## What the task asks
Look for the string "this" in the lines and copy each line that has it.

## Excerpted records

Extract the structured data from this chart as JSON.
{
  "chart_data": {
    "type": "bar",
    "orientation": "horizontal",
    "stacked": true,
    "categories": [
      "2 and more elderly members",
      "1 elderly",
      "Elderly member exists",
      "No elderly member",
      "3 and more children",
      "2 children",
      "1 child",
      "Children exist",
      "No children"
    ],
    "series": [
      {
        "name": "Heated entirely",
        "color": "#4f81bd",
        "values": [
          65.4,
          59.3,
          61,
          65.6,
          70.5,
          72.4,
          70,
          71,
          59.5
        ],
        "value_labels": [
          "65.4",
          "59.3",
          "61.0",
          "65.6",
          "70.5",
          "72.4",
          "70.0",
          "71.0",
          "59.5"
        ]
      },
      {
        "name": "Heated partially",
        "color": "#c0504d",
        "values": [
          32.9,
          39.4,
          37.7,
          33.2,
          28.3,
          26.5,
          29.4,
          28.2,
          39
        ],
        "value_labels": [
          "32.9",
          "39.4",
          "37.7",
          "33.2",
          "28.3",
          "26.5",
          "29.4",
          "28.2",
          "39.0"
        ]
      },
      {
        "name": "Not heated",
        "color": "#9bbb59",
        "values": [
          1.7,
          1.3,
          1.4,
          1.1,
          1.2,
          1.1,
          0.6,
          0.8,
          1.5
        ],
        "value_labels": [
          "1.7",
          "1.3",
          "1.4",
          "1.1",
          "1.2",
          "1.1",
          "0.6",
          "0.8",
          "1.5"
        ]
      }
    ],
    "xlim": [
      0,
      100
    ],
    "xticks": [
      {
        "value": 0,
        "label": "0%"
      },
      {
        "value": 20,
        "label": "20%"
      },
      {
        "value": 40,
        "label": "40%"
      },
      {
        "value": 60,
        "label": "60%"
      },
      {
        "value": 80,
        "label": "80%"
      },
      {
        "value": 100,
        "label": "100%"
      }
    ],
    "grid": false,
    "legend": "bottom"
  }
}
==
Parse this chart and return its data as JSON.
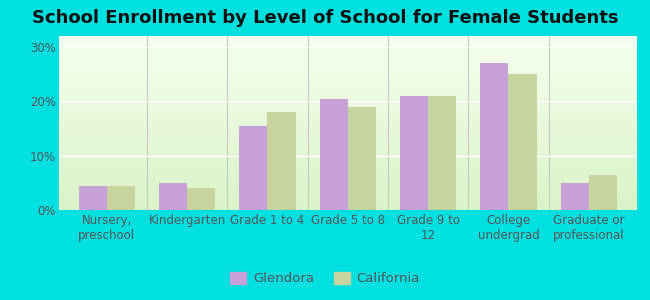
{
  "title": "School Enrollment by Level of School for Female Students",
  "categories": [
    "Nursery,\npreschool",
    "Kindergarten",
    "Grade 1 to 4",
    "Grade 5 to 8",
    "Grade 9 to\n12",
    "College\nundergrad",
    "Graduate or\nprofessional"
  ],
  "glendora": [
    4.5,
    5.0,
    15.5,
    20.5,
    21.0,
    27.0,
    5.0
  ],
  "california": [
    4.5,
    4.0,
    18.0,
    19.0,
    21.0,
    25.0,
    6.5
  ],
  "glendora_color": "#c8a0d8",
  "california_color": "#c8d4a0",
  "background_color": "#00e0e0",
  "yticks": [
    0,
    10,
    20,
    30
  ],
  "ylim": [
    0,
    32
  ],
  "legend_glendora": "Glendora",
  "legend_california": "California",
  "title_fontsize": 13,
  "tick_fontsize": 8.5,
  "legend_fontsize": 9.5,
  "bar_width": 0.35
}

## Full output
Extract the structured data from this chart as JSON.
Parse this chart and return its data as JSON.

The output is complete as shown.